[TASK BRIEF] Skip the pictures and extract all of the lines exactly as written.

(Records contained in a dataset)
[start]
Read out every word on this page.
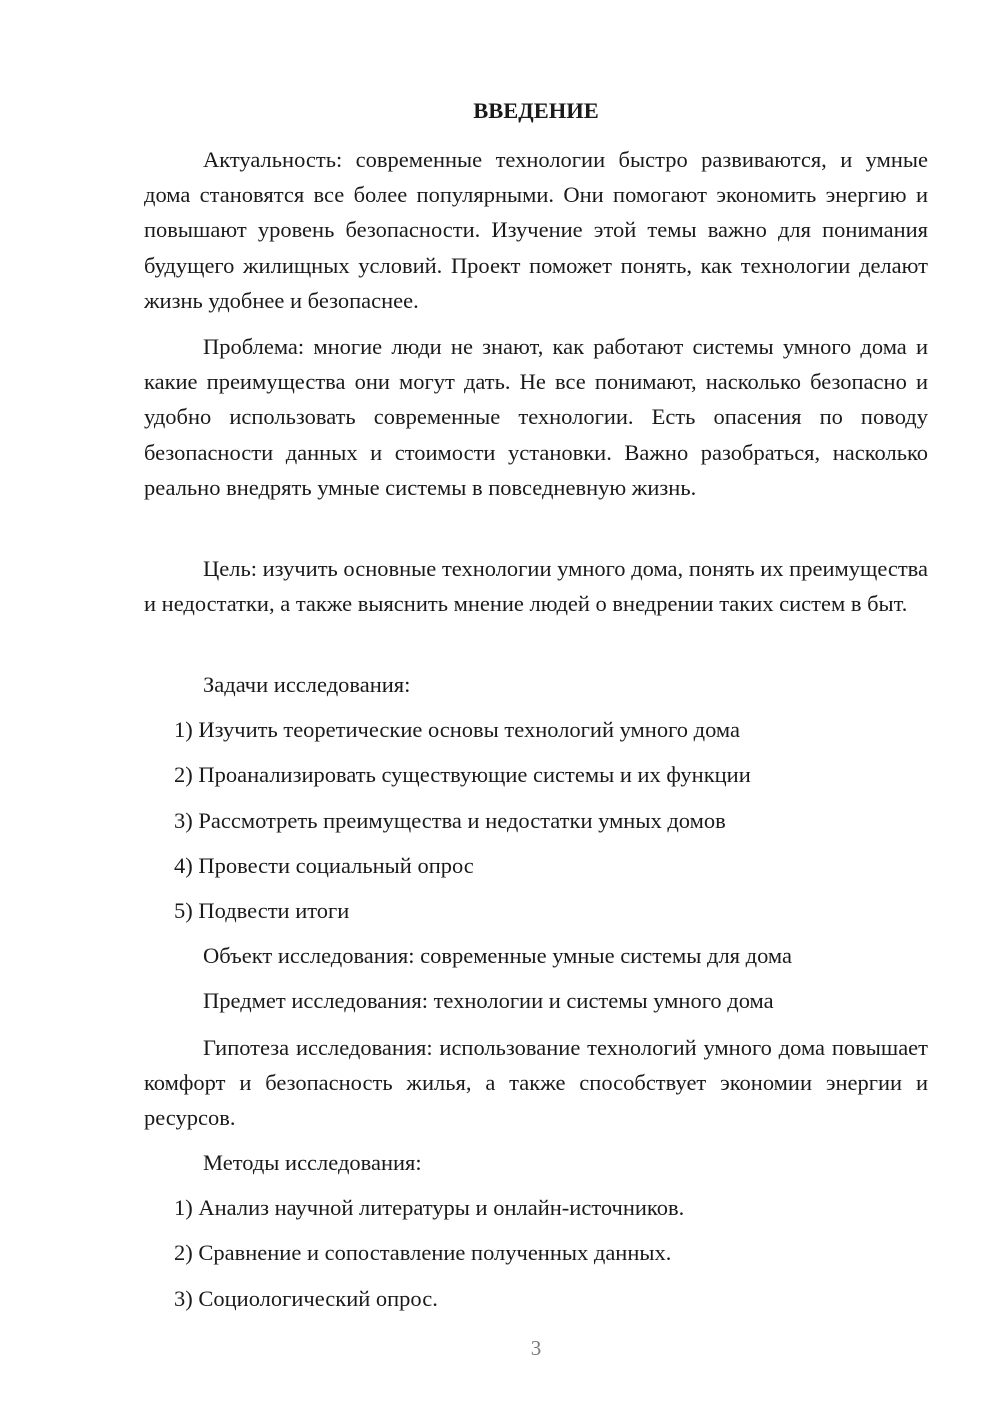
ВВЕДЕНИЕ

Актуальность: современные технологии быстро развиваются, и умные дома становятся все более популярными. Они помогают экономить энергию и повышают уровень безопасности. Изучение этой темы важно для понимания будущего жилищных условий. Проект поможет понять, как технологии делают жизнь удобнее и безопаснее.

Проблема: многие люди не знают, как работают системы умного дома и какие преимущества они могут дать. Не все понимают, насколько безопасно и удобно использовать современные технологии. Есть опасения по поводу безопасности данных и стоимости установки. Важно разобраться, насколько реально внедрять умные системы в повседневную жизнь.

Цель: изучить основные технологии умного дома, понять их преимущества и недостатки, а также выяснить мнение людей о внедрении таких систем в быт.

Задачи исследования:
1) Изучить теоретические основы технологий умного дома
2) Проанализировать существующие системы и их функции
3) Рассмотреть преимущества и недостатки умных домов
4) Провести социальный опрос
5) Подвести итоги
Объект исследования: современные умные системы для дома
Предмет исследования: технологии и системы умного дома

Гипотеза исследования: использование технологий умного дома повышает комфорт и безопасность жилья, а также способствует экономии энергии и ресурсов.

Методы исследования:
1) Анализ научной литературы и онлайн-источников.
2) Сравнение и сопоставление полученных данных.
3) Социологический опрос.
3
[end]
[THE RESULT]
Read out every word on this page.
ВВЕДЕНИЕ

Актуальность: современные технологии быстро развиваются, и умные дома становятся все более популярными. Они помогают экономить энергию и повышают уровень безопасности. Изучение этой темы важно для понимания будущего жилищных условий. Проект поможет понять, как технологии делают жизнь удобнее и безопаснее.

Проблема: многие люди не знают, как работают системы умного дома и какие преимущества они могут дать. Не все понимают, насколько безопасно и удобно использовать современные технологии. Есть опасения по поводу безопасности данных и стоимости установки. Важно разобраться, насколько реально внедрять умные системы в повседневную жизнь.

Цель: изучить основные технологии умного дома, понять их преимущества и недостатки, а также выяснить мнение людей о внедрении таких систем в быт.

Задачи исследования:
1) Изучить теоретические основы технологий умного дома
2) Проанализировать существующие системы и их функции
3) Рассмотреть преимущества и недостатки умных домов
4) Провести социальный опрос
5) Подвести итоги
Объект исследования: современные умные системы для дома
Предмет исследования: технологии и системы умного дома

Гипотеза исследования: использование технологий умного дома повышает комфорт и безопасность жилья, а также способствует экономии энергии и ресурсов.

Методы исследования:
1) Анализ научной литературы и онлайн-источников.
2) Сравнение и сопоставление полученных данных.
3) Социологический опрос.
3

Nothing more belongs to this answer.